◆ Stored data
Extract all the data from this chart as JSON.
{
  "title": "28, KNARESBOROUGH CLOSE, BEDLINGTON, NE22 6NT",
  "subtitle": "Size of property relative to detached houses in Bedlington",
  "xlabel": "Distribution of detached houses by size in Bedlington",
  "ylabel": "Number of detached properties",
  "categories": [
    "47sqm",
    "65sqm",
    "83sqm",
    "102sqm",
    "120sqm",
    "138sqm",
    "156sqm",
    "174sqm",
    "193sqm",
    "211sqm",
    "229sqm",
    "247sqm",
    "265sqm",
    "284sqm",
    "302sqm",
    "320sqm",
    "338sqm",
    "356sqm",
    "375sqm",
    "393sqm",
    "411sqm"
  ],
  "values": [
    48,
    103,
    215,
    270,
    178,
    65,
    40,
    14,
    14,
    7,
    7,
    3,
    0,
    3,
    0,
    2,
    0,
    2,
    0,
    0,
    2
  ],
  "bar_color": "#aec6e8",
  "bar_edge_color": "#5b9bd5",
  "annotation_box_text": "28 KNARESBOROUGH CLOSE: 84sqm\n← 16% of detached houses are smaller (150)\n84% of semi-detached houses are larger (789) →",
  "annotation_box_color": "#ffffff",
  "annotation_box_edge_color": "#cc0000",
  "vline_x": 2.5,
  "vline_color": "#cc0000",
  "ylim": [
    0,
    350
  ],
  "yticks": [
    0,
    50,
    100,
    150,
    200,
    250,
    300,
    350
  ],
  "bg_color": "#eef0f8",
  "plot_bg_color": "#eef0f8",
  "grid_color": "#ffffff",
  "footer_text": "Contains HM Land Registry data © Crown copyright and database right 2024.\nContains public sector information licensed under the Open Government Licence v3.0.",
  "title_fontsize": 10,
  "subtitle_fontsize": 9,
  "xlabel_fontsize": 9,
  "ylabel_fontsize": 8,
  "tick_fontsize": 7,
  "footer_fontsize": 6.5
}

◆ Problem to solve
Say how many lines above hold the word "detached", giving only the count.

◆ The output
4